Start

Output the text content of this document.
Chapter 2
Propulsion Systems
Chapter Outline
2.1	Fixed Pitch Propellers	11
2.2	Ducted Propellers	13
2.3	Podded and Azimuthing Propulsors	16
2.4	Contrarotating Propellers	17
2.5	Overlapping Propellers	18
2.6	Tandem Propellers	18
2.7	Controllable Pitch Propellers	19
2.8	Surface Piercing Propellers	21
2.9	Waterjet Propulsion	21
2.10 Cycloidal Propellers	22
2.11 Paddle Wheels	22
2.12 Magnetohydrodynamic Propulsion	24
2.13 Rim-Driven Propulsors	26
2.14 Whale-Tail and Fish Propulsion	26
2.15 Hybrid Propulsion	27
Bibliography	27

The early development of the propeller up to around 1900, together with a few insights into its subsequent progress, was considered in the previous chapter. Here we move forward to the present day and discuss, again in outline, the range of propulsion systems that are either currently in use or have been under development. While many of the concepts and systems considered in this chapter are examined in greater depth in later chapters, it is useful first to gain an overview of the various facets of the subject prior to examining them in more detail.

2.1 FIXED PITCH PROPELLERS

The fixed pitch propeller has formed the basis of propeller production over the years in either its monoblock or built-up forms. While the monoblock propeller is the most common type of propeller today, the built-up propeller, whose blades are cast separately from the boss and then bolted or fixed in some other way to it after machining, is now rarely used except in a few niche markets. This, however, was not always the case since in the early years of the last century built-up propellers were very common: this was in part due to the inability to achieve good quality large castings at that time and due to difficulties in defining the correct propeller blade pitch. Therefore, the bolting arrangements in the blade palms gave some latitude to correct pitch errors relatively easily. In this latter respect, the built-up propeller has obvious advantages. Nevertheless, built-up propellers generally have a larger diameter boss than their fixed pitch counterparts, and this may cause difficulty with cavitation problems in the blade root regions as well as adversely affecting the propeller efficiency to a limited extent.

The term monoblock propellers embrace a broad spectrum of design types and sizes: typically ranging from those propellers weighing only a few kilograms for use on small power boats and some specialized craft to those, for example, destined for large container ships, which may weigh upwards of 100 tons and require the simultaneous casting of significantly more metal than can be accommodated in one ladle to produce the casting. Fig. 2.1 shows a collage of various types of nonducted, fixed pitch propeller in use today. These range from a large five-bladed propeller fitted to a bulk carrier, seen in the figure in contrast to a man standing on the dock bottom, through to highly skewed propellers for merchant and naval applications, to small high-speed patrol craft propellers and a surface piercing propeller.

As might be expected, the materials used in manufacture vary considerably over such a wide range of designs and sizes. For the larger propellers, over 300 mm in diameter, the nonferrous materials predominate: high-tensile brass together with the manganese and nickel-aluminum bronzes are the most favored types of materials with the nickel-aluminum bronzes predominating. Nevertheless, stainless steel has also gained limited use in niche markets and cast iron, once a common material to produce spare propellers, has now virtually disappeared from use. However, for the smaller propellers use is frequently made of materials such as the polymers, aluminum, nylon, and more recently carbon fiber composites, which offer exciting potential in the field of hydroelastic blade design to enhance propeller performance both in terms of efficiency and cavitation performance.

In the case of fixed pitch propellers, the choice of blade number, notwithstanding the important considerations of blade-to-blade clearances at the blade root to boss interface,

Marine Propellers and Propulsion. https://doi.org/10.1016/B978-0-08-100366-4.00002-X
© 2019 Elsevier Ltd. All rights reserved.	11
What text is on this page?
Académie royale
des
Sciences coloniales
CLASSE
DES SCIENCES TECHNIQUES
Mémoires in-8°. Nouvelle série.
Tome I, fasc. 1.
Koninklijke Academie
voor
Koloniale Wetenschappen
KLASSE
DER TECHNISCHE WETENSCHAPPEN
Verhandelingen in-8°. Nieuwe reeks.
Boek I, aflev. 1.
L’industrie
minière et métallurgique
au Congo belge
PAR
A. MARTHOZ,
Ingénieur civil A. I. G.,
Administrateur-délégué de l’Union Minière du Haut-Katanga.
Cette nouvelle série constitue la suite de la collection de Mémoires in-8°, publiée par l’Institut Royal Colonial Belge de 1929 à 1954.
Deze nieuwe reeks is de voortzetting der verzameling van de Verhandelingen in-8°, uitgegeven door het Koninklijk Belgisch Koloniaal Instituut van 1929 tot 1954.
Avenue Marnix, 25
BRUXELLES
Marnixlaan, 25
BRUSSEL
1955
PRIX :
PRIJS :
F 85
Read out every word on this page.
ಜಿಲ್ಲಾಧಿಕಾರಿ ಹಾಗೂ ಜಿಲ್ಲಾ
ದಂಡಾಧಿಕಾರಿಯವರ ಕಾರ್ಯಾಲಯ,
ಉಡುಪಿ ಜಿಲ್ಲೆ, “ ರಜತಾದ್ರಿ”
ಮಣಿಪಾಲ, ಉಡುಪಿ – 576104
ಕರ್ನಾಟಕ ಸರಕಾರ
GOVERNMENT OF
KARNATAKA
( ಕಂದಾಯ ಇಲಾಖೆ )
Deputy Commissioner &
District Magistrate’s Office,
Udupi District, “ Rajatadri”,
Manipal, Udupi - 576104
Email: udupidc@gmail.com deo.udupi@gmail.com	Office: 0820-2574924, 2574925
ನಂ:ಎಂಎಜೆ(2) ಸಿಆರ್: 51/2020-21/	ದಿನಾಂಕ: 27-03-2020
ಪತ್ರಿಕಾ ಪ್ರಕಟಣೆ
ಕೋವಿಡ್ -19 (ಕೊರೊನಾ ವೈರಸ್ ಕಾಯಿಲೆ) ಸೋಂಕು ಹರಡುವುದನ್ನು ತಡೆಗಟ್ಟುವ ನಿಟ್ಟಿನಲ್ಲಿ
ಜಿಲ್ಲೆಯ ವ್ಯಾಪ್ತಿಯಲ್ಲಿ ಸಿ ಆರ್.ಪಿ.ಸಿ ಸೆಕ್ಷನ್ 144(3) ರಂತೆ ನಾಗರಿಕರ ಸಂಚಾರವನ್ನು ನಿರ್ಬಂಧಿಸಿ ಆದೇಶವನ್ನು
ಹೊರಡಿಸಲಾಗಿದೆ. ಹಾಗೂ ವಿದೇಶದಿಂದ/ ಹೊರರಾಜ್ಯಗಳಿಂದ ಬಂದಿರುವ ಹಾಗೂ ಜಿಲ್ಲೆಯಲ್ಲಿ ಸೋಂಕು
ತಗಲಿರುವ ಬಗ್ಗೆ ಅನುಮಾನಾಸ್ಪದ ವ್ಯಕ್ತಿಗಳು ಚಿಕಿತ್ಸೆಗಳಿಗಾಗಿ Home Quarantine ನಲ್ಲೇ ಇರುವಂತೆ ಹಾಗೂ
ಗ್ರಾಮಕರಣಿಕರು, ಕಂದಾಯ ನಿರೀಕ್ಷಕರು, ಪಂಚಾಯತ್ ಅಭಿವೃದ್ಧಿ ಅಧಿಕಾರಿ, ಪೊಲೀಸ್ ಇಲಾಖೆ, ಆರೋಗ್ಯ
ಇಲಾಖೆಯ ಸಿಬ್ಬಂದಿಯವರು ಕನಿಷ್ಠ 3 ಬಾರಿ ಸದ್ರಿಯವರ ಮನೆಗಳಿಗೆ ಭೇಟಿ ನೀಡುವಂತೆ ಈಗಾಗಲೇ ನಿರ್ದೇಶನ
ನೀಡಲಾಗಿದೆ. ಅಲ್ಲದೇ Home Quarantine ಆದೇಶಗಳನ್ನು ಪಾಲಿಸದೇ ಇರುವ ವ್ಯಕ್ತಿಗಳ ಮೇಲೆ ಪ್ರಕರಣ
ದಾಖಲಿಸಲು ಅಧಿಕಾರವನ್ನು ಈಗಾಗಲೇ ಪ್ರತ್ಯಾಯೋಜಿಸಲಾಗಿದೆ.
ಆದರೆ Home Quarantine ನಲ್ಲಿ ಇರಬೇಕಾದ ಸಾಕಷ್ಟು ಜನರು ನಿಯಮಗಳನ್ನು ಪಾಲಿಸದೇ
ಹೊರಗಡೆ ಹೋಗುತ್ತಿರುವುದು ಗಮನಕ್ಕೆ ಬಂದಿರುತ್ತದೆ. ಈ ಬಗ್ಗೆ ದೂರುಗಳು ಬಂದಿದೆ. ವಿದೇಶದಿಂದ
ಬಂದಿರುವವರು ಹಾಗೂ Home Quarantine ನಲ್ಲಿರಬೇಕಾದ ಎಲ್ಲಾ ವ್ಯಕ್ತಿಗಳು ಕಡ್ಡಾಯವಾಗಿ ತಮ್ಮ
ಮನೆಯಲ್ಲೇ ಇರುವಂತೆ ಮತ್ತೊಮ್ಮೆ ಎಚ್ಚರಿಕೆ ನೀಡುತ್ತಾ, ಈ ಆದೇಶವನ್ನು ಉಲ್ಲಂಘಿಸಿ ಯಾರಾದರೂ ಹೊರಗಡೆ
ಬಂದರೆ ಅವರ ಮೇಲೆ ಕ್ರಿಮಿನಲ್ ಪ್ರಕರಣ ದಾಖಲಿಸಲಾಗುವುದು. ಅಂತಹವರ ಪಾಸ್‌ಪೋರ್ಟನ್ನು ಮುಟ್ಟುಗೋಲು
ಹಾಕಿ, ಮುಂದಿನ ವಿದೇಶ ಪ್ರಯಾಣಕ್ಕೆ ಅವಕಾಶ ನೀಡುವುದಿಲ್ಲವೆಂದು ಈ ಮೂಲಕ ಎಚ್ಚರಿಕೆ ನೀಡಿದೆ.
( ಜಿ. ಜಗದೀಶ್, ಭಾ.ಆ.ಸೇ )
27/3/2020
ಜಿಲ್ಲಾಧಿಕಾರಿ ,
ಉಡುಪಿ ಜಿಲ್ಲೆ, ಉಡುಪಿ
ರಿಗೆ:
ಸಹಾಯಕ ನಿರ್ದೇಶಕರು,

End

Copy each line from the records above that includes the string "text".

Output the text content of this document.
What text is on this page?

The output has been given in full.